--- START SUPPLIED INFORMATION ---

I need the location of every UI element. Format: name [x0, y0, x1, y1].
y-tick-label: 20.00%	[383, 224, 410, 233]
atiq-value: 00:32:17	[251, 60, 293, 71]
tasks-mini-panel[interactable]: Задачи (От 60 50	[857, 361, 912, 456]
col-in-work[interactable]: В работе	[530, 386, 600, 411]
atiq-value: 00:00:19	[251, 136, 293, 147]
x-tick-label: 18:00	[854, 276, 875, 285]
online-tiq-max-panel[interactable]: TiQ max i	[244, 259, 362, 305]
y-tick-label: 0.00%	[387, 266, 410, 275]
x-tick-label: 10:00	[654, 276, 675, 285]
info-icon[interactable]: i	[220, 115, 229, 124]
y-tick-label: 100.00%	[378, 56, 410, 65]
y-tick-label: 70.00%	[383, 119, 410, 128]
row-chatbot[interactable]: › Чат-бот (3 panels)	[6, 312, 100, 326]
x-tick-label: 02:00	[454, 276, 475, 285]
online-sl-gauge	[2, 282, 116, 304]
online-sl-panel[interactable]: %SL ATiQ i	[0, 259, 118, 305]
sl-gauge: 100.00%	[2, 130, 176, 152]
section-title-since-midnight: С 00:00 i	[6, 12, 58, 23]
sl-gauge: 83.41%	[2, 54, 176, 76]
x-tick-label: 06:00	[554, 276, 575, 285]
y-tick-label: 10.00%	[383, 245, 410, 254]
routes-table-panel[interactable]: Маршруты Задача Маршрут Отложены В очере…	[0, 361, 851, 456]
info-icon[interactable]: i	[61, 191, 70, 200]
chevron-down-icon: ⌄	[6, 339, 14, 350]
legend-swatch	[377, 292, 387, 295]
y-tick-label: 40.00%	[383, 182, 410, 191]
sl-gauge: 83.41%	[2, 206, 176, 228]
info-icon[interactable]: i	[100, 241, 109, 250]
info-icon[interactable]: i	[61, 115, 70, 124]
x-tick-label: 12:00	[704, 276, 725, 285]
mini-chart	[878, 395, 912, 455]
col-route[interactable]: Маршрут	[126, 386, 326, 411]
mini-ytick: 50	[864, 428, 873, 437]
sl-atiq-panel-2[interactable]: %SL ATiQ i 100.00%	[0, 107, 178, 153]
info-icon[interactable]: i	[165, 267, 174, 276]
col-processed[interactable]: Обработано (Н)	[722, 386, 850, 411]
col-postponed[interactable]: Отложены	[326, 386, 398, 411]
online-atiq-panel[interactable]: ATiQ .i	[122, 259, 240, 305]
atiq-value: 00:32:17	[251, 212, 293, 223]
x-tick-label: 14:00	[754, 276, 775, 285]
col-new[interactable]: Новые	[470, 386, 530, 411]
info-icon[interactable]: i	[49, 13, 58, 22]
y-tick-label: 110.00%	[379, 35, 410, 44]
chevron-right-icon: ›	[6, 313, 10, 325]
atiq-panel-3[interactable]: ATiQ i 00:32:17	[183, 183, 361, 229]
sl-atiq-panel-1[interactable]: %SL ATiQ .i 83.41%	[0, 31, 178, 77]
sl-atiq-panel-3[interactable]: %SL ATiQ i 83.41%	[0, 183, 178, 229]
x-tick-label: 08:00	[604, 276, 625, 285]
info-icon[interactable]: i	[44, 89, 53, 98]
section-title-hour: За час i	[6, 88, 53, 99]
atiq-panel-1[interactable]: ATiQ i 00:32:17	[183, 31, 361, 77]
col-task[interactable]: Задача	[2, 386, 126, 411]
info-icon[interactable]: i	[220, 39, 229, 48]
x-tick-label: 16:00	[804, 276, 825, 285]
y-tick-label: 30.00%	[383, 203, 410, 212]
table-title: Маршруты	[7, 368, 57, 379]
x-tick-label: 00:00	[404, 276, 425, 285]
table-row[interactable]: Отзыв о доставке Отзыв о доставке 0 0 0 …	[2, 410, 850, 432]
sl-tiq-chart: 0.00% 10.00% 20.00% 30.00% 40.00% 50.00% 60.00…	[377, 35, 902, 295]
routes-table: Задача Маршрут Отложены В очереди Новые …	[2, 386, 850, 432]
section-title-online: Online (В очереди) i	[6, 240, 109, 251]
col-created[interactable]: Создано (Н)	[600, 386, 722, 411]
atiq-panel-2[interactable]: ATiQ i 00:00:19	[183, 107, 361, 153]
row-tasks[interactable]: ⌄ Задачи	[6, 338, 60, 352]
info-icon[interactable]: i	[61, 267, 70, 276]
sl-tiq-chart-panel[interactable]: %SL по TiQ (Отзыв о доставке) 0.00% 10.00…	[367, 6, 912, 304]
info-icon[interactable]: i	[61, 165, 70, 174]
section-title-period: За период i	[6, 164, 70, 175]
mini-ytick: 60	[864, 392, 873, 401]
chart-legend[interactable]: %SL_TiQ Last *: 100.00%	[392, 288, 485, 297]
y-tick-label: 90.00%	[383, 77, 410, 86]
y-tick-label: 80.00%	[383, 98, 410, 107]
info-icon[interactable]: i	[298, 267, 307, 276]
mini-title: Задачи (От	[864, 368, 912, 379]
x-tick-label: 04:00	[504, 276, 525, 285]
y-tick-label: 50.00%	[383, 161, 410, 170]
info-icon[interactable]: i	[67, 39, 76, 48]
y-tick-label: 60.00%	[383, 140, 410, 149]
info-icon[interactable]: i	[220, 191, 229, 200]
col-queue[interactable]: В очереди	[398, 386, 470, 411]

--- END SUPPLIED INFORMATION ---

## GOAL
Copy every line of the entries above word for word, with each name and set of coordinates unchanged.

## SOLUTION TO THIS EXERCISE
I need the location of every UI element. Format: name [x0, y0, x1, y1].
y-tick-label: 20.00%	[383, 224, 410, 233]
atiq-value: 00:32:17	[251, 60, 293, 71]
tasks-mini-panel[interactable]: Задачи (От 60 50	[857, 361, 912, 456]
col-in-work[interactable]: В работе	[530, 386, 600, 411]
atiq-value: 00:00:19	[251, 136, 293, 147]
x-tick-label: 18:00	[854, 276, 875, 285]
online-tiq-max-panel[interactable]: TiQ max i	[244, 259, 362, 305]
y-tick-label: 0.00%	[387, 266, 410, 275]
x-tick-label: 10:00	[654, 276, 675, 285]
info-icon[interactable]: i	[220, 115, 229, 124]
y-tick-label: 100.00%	[378, 56, 410, 65]
y-tick-label: 70.00%	[383, 119, 410, 128]
row-chatbot[interactable]: › Чат-бот (3 panels)	[6, 312, 100, 326]
x-tick-label: 02:00	[454, 276, 475, 285]
online-sl-gauge	[2, 282, 116, 304]
online-sl-panel[interactable]: %SL ATiQ i	[0, 259, 118, 305]
sl-gauge: 100.00%	[2, 130, 176, 152]
section-title-since-midnight: С 00:00 i	[6, 12, 58, 23]
sl-gauge: 83.41%	[2, 54, 176, 76]
x-tick-label: 06:00	[554, 276, 575, 285]
y-tick-label: 10.00%	[383, 245, 410, 254]
routes-table-panel[interactable]: Маршруты Задача Маршрут Отложены В очере…	[0, 361, 851, 456]
info-icon[interactable]: i	[61, 191, 70, 200]
chevron-down-icon: ⌄	[6, 339, 14, 350]
legend-swatch	[377, 292, 387, 295]
y-tick-label: 40.00%	[383, 182, 410, 191]
sl-gauge: 83.41%	[2, 206, 176, 228]
info-icon[interactable]: i	[100, 241, 109, 250]
info-icon[interactable]: i	[61, 115, 70, 124]
x-tick-label: 12:00	[704, 276, 725, 285]
mini-chart	[878, 395, 912, 455]
col-route[interactable]: Маршрут	[126, 386, 326, 411]
mini-ytick: 50	[864, 428, 873, 437]
sl-atiq-panel-2[interactable]: %SL ATiQ i 100.00%	[0, 107, 178, 153]
info-icon[interactable]: i	[165, 267, 174, 276]
col-processed[interactable]: Обработано (Н)	[722, 386, 850, 411]
col-postponed[interactable]: Отложены	[326, 386, 398, 411]
online-atiq-panel[interactable]: ATiQ .i	[122, 259, 240, 305]
atiq-value: 00:32:17	[251, 212, 293, 223]
x-tick-label: 14:00	[754, 276, 775, 285]
col-new[interactable]: Новые	[470, 386, 530, 411]
info-icon[interactable]: i	[49, 13, 58, 22]
y-tick-label: 110.00%	[379, 35, 410, 44]
chevron-right-icon: ›	[6, 313, 10, 325]
atiq-panel-3[interactable]: ATiQ i 00:32:17	[183, 183, 361, 229]
sl-atiq-panel-1[interactable]: %SL ATiQ .i 83.41%	[0, 31, 178, 77]
sl-atiq-panel-3[interactable]: %SL ATiQ i 83.41%	[0, 183, 178, 229]
x-tick-label: 08:00	[604, 276, 625, 285]
info-icon[interactable]: i	[44, 89, 53, 98]
section-title-hour: За час i	[6, 88, 53, 99]
atiq-panel-1[interactable]: ATiQ i 00:32:17	[183, 31, 361, 77]
col-task[interactable]: Задача	[2, 386, 126, 411]
info-icon[interactable]: i	[220, 39, 229, 48]
x-tick-label: 16:00	[804, 276, 825, 285]
y-tick-label: 30.00%	[383, 203, 410, 212]
table-title: Маршруты	[7, 368, 57, 379]
x-tick-label: 00:00	[404, 276, 425, 285]
table-row[interactable]: Отзыв о доставке Отзыв о доставке 0 0 0 …	[2, 410, 850, 432]
sl-tiq-chart: 0.00% 10.00% 20.00% 30.00% 40.00% 50.00% 60.00…	[377, 35, 902, 295]
routes-table: Задача Маршрут Отложены В очереди Новые …	[2, 386, 850, 432]
section-title-online: Online (В очереди) i	[6, 240, 109, 251]
col-created[interactable]: Создано (Н)	[600, 386, 722, 411]
atiq-panel-2[interactable]: ATiQ i 00:00:19	[183, 107, 361, 153]
row-tasks[interactable]: ⌄ Задачи	[6, 338, 60, 352]
info-icon[interactable]: i	[61, 267, 70, 276]
sl-tiq-chart-panel[interactable]: %SL по TiQ (Отзыв о доставке) 0.00% 10.00…	[367, 6, 912, 304]
info-icon[interactable]: i	[61, 165, 70, 174]
section-title-period: За период i	[6, 164, 70, 175]
mini-ytick: 60	[864, 392, 873, 401]
chart-legend[interactable]: %SL_TiQ Last *: 100.00%	[392, 288, 485, 297]
y-tick-label: 90.00%	[383, 77, 410, 86]
y-tick-label: 80.00%	[383, 98, 410, 107]
info-icon[interactable]: i	[298, 267, 307, 276]
mini-title: Задачи (От	[864, 368, 912, 379]
x-tick-label: 04:00	[504, 276, 525, 285]
y-tick-label: 50.00%	[383, 161, 410, 170]
info-icon[interactable]: i	[67, 39, 76, 48]
y-tick-label: 60.00%	[383, 140, 410, 149]
info-icon[interactable]: i	[220, 191, 229, 200]
col-queue[interactable]: В очереди	[398, 386, 470, 411]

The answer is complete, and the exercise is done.